- **GOAL**: Which lines include the word "earliest"? Copy each of them.

- **TASK MATERIAL**:
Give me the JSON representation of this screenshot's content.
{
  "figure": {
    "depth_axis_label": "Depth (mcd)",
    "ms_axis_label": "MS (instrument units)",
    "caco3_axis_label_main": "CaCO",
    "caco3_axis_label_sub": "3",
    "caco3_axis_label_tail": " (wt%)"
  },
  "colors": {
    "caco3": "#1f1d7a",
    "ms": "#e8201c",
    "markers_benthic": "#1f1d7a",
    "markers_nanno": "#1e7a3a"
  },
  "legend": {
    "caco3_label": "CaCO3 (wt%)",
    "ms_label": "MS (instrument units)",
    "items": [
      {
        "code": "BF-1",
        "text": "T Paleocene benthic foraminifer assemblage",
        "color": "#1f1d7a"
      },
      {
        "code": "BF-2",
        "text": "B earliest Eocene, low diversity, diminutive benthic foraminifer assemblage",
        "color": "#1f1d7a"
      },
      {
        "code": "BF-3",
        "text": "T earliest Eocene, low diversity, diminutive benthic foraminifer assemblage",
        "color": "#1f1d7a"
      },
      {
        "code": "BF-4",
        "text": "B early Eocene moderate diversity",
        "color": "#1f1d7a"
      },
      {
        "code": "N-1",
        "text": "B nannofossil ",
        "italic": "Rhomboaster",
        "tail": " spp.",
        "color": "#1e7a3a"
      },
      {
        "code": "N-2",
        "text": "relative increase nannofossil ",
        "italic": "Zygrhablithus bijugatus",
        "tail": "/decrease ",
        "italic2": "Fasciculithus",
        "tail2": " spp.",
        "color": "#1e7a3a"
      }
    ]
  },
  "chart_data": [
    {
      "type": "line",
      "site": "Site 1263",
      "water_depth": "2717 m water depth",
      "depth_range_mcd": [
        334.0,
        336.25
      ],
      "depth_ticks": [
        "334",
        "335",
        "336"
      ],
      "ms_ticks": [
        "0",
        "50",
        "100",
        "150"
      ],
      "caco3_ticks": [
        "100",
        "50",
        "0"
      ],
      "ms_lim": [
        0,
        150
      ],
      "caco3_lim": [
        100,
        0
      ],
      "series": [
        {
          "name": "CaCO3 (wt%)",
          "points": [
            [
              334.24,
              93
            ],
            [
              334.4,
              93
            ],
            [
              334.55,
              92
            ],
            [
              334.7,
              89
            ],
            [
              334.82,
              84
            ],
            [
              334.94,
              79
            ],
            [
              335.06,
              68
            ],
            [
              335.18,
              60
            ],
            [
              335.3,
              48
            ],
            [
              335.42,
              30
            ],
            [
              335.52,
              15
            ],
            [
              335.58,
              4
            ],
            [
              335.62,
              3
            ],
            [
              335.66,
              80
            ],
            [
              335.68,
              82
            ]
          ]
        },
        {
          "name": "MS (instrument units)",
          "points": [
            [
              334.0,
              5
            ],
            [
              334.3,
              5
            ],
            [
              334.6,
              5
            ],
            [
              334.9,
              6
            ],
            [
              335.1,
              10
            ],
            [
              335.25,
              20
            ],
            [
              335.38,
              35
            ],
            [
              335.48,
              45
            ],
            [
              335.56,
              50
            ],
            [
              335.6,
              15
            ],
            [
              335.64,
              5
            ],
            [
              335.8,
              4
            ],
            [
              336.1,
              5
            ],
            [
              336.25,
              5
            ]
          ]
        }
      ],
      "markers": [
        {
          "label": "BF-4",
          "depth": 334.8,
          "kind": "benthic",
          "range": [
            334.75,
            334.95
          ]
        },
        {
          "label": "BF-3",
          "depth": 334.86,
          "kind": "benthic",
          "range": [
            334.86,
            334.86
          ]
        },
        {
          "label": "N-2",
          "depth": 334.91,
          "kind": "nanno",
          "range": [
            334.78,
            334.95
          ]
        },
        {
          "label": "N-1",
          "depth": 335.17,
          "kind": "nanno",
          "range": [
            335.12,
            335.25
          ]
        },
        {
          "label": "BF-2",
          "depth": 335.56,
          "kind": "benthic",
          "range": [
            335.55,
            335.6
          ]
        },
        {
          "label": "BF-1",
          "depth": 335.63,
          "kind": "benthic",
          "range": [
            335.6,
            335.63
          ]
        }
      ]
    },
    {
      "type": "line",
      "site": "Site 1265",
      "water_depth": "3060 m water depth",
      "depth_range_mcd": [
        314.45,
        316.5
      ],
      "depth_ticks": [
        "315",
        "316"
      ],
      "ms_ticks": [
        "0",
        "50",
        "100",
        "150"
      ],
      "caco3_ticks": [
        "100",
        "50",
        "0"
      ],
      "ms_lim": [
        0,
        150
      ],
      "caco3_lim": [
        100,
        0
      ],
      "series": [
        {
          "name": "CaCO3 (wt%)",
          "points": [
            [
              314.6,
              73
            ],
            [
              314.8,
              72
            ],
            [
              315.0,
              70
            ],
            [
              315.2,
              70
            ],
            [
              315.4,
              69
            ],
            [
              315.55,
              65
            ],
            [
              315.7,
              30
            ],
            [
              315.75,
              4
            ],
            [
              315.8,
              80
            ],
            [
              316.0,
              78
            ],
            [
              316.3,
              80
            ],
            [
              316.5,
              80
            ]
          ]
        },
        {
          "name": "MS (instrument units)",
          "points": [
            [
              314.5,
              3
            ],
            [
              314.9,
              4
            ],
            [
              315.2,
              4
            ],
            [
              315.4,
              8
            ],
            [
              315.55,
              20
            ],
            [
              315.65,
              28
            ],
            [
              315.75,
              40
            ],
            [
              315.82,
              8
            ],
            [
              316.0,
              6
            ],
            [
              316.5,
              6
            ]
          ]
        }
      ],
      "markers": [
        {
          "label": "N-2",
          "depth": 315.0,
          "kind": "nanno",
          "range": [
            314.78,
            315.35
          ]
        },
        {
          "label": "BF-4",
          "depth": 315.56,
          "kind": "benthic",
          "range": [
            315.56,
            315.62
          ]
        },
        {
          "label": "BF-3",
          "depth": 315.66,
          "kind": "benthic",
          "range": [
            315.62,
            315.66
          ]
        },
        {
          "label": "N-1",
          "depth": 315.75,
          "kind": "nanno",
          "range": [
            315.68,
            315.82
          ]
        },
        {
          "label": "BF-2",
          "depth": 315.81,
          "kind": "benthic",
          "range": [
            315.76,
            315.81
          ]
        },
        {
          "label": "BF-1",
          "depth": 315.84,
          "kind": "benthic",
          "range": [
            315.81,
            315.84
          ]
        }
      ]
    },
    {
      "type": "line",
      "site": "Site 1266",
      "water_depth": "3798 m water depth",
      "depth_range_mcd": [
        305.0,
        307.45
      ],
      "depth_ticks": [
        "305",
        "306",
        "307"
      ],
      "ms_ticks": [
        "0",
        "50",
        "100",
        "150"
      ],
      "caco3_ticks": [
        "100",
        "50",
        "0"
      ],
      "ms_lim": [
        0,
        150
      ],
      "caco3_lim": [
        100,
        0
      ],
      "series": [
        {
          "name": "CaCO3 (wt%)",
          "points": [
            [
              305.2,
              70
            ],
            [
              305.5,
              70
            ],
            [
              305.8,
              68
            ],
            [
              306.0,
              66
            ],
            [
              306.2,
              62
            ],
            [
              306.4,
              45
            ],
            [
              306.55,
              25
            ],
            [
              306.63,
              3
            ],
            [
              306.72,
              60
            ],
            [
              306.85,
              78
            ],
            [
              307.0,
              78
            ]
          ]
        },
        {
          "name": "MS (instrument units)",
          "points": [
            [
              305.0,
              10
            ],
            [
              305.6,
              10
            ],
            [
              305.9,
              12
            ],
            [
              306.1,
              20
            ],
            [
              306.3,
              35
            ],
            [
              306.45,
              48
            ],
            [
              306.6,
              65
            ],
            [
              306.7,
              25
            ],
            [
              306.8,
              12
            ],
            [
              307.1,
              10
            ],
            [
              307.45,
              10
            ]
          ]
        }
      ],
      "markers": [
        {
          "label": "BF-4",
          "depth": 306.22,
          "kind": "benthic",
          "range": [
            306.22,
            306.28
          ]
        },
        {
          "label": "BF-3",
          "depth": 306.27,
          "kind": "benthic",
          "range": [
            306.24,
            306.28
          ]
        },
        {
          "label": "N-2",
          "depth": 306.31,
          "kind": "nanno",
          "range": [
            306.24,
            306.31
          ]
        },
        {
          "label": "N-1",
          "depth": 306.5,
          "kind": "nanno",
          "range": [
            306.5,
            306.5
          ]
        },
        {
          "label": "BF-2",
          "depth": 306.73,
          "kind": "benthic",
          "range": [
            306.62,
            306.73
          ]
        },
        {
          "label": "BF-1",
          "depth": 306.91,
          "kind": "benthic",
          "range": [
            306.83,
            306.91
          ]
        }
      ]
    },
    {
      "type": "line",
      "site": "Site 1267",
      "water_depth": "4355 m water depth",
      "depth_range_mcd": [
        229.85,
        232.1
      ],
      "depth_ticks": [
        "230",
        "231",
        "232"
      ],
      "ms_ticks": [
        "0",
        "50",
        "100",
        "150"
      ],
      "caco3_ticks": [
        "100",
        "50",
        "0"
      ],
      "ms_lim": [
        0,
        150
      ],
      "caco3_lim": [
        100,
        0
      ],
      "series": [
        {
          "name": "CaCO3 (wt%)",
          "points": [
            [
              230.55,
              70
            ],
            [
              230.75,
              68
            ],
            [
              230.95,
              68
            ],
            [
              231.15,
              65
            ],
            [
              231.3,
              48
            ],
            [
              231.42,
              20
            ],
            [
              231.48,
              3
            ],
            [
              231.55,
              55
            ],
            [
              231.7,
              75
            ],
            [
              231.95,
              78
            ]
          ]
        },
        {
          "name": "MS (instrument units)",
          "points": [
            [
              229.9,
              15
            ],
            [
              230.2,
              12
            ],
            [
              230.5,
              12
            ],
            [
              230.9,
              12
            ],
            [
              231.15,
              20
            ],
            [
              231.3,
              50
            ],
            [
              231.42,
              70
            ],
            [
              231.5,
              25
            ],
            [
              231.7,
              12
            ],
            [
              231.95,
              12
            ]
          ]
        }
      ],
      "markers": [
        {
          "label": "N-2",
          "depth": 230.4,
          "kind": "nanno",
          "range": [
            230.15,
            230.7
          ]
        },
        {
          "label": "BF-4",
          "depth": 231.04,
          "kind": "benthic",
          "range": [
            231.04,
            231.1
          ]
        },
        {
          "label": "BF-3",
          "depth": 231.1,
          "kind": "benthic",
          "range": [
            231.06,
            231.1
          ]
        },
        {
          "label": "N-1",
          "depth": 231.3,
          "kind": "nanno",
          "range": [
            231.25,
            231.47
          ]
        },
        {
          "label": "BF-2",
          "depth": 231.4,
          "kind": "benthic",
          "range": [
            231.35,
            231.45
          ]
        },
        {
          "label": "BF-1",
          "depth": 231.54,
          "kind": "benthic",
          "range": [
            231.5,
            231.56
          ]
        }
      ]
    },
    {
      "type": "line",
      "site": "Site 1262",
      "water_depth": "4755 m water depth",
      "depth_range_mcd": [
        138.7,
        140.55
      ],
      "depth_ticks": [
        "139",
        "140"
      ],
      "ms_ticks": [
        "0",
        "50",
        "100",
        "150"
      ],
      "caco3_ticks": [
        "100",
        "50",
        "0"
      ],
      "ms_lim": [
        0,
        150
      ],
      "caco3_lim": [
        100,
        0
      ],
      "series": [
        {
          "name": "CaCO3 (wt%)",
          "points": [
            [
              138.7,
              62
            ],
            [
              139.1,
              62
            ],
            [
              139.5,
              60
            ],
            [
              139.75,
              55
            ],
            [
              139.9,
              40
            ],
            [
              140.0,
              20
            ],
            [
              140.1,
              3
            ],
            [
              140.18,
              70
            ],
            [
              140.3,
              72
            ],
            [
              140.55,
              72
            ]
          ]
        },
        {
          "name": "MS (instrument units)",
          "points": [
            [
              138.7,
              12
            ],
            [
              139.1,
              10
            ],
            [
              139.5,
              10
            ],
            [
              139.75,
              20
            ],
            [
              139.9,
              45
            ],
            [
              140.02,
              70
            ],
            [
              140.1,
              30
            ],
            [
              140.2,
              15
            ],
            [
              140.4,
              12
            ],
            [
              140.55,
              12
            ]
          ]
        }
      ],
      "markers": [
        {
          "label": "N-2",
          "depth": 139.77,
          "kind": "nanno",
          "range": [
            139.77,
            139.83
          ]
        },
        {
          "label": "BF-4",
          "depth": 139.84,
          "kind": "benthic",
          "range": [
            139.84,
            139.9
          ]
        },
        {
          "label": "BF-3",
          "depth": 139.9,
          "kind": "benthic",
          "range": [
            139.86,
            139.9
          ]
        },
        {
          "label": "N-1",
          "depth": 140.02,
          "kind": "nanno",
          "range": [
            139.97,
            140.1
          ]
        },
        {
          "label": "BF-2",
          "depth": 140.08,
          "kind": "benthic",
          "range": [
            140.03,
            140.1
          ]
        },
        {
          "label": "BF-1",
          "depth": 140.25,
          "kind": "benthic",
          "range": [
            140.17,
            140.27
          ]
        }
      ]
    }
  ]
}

- **RESULT FOR THIS TASK**:
        "text": "B earliest Eocene, low diversity, diminutive benthic foraminifer assemblage",
        "text": "T earliest Eocene, low diversity, diminutive benthic foraminifer assemblage",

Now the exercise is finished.